Find every line with the word "Variant" and give their count, nothing else.

------------------------------------------------------------

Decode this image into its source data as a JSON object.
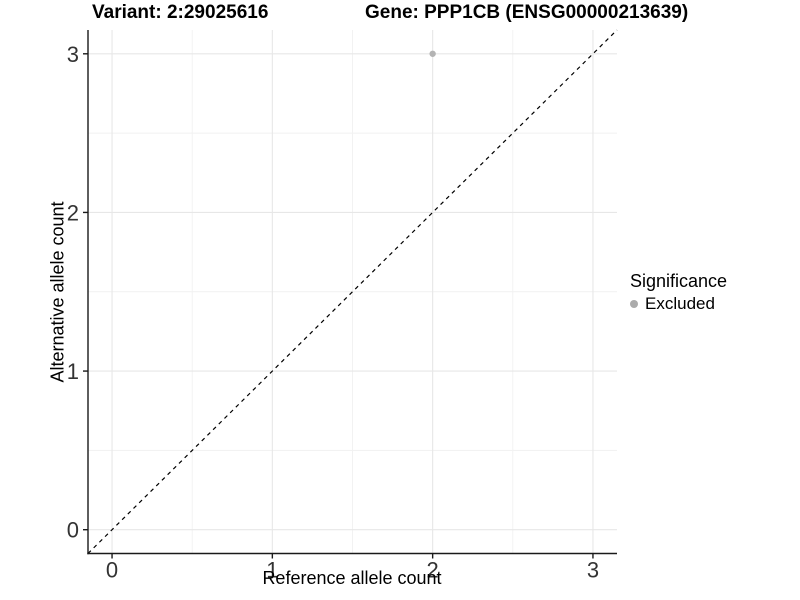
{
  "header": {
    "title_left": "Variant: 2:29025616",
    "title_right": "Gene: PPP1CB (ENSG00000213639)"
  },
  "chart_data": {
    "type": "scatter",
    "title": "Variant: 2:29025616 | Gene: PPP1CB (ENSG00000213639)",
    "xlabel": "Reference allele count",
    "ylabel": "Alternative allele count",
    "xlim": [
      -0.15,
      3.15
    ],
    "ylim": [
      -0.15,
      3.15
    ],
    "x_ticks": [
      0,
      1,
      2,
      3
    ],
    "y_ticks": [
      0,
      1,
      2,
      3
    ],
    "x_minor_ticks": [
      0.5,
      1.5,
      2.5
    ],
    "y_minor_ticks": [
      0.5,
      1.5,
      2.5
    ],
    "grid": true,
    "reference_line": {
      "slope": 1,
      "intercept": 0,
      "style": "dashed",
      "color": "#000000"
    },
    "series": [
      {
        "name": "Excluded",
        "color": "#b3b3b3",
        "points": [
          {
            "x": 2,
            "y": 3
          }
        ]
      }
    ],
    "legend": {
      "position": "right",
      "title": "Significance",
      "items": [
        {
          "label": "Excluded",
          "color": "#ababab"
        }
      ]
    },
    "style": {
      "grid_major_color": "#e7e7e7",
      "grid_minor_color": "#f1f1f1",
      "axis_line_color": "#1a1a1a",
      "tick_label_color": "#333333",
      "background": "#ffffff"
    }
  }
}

------------------------------------------------------------

**Result of this task:** 2